GIVEN INFORMATION
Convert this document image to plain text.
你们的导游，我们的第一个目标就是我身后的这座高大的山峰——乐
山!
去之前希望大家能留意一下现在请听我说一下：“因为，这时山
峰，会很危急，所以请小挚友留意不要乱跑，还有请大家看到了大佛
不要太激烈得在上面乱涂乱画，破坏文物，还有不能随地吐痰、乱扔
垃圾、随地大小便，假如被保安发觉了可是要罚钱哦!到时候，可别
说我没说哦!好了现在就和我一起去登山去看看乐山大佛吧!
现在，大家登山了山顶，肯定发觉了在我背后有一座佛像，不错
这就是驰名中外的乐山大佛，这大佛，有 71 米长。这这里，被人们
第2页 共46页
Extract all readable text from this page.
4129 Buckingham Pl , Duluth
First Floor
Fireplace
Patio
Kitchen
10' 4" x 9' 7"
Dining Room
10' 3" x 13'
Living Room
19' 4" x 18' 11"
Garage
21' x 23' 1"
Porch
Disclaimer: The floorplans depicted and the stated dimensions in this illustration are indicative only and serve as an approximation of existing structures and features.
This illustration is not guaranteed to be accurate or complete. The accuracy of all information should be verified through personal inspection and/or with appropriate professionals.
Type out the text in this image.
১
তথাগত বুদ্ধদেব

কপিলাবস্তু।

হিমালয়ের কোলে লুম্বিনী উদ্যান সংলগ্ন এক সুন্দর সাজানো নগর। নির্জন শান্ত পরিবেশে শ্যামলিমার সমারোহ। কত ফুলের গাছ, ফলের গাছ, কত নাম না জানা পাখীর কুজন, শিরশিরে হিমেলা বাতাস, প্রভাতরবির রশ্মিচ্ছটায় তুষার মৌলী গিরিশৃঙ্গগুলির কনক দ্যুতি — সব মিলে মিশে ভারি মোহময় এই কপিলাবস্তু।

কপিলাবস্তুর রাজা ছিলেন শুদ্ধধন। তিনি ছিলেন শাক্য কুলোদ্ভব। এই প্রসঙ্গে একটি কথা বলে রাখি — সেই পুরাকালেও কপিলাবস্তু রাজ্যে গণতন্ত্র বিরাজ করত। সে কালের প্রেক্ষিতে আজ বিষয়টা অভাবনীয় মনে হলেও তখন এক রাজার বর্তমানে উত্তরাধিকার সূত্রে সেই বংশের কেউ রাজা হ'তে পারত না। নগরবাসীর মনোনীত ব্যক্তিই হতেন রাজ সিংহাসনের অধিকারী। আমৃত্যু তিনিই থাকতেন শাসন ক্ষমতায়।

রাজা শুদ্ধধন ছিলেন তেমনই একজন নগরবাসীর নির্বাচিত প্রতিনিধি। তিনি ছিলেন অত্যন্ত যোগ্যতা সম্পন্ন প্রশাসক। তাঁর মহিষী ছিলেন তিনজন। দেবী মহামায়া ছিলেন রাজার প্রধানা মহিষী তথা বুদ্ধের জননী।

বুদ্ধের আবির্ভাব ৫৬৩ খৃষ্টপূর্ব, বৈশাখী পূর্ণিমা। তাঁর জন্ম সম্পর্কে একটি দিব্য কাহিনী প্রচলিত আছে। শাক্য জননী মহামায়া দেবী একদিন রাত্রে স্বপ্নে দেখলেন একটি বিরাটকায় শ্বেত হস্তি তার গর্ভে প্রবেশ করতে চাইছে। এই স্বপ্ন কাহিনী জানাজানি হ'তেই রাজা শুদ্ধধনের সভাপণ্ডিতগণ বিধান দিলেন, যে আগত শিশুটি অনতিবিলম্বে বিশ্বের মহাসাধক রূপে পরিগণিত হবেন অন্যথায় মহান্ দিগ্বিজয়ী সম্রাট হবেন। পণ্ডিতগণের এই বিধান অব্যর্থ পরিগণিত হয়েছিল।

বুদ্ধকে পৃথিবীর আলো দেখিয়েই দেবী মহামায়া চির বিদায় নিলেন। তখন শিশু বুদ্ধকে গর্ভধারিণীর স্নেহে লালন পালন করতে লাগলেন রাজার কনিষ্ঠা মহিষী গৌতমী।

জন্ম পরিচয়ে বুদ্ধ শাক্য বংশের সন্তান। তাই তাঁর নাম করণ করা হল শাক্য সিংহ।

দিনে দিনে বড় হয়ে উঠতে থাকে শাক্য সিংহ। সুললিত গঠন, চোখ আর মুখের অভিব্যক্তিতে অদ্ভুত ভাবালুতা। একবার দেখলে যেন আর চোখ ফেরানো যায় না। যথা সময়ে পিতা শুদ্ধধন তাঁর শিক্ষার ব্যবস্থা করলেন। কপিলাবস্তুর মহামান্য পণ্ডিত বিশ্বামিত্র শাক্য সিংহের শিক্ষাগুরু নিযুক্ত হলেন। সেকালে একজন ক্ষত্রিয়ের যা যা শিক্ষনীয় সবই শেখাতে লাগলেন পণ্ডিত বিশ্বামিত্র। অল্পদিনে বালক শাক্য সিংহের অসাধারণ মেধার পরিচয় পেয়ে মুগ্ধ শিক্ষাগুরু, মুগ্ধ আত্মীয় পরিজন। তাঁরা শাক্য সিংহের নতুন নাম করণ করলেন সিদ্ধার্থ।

THE TASK
Write out the whole listing again, exactly as it stands.

FINISHED EXERCISE
Convert this document image to plain text.
你们的导游，我们的第一个目标就是我身后的这座高大的山峰——乐
山!
去之前希望大家能留意一下现在请听我说一下：“因为，这时山
峰，会很危急，所以请小挚友留意不要乱跑，还有请大家看到了大佛
不要太激烈得在上面乱涂乱画，破坏文物，还有不能随地吐痰、乱扔
垃圾、随地大小便，假如被保安发觉了可是要罚钱哦!到时候，可别
说我没说哦!好了现在就和我一起去登山去看看乐山大佛吧!
现在，大家登山了山顶，肯定发觉了在我背后有一座佛像，不错
这就是驰名中外的乐山大佛，这大佛，有 71 米长。这这里，被人们
第2页 共46页
Extract all readable text from this page.
4129 Buckingham Pl , Duluth
First Floor
Fireplace
Patio
Kitchen
10' 4" x 9' 7"
Dining Room
10' 3" x 13'
Living Room
19' 4" x 18' 11"
Garage
21' x 23' 1"
Porch
Disclaimer: The floorplans depicted and the stated dimensions in this illustration are indicative only and serve as an approximation of existing structures and features.
This illustration is not guaranteed to be accurate or complete. The accuracy of all information should be verified through personal inspection and/or with appropriate professionals.
Type out the text in this image.
১
তথাগত বুদ্ধদেব

কপিলাবস্তু।

হিমালয়ের কোলে লুম্বিনী উদ্যান সংলগ্ন এক সুন্দর সাজানো নগর। নির্জন শান্ত পরিবেশে শ্যামলিমার সমারোহ। কত ফুলের গাছ, ফলের গাছ, কত নাম না জানা পাখীর কুজন, শিরশিরে হিমেলা বাতাস, প্রভাতরবির রশ্মিচ্ছটায় তুষার মৌলী গিরিশৃঙ্গগুলির কনক দ্যুতি — সব মিলে মিশে ভারি মোহময় এই কপিলাবস্তু।

কপিলাবস্তুর রাজা ছিলেন শুদ্ধধন। তিনি ছিলেন শাক্য কুলোদ্ভব। এই প্রসঙ্গে একটি কথা বলে রাখি — সেই পুরাকালেও কপিলাবস্তু রাজ্যে গণতন্ত্র বিরাজ করত। সে কালের প্রেক্ষিতে আজ বিষয়টা অভাবনীয় মনে হলেও তখন এক রাজার বর্তমানে উত্তরাধিকার সূত্রে সেই বংশের কেউ রাজা হ'তে পারত না। নগরবাসীর মনোনীত ব্যক্তিই হতেন রাজ সিংহাসনের অধিকারী। আমৃত্যু তিনিই থাকতেন শাসন ক্ষমতায়।

রাজা শুদ্ধধন ছিলেন তেমনই একজন নগরবাসীর নির্বাচিত প্রতিনিধি। তিনি ছিলেন অত্যন্ত যোগ্যতা সম্পন্ন প্রশাসক। তাঁর মহিষী ছিলেন তিনজন। দেবী মহামায়া ছিলেন রাজার প্রধানা মহিষী তথা বুদ্ধের জননী।

বুদ্ধের আবির্ভাব ৫৬৩ খৃষ্টপূর্ব, বৈশাখী পূর্ণিমা। তাঁর জন্ম সম্পর্কে একটি দিব্য কাহিনী প্রচলিত আছে। শাক্য জননী মহামায়া দেবী একদিন রাত্রে স্বপ্নে দেখলেন একটি বিরাটকায় শ্বেত হস্তি তার গর্ভে প্রবেশ করতে চাইছে। এই স্বপ্ন কাহিনী জানাজানি হ'তেই রাজা শুদ্ধধনের সভাপণ্ডিতগণ বিধান দিলেন, যে আগত শিশুটি অনতিবিলম্বে বিশ্বের মহাসাধক রূপে পরিগণিত হবেন অন্যথায় মহান্ দিগ্বিজয়ী সম্রাট হবেন। পণ্ডিতগণের এই বিধান অব্যর্থ পরিগণিত হয়েছিল।

বুদ্ধকে পৃথিবীর আলো দেখিয়েই দেবী মহামায়া চির বিদায় নিলেন। তখন শিশু বুদ্ধকে গর্ভধারিণীর স্নেহে লালন পালন করতে লাগলেন রাজার কনিষ্ঠা মহিষী গৌতমী।

জন্ম পরিচয়ে বুদ্ধ শাক্য বংশের সন্তান। তাই তাঁর নাম করণ করা হল শাক্য সিংহ।

দিনে দিনে বড় হয়ে উঠতে থাকে শাক্য সিংহ। সুললিত গঠন, চোখ আর মুখের অভিব্যক্তিতে অদ্ভুত ভাবালুতা। একবার দেখলে যেন আর চোখ ফেরানো যায় না। যথা সময়ে পিতা শুদ্ধধন তাঁর শিক্ষার ব্যবস্থা করলেন। কপিলাবস্তুর মহামান্য পণ্ডিত বিশ্বামিত্র শাক্য সিংহের শিক্ষাগুরু নিযুক্ত হলেন। সেকালে একজন ক্ষত্রিয়ের যা যা শিক্ষনীয় সবই শেখাতে লাগলেন পণ্ডিত বিশ্বামিত্র। অল্পদিনে বালক শাক্য সিংহের অসাধারণ মেধার পরিচয় পেয়ে মুগ্ধ শিক্ষাগুরু, মুগ্ধ আত্মীয় পরিজন। তাঁরা শাক্য সিংহের নতুন নাম করণ করলেন সিদ্ধার্থ।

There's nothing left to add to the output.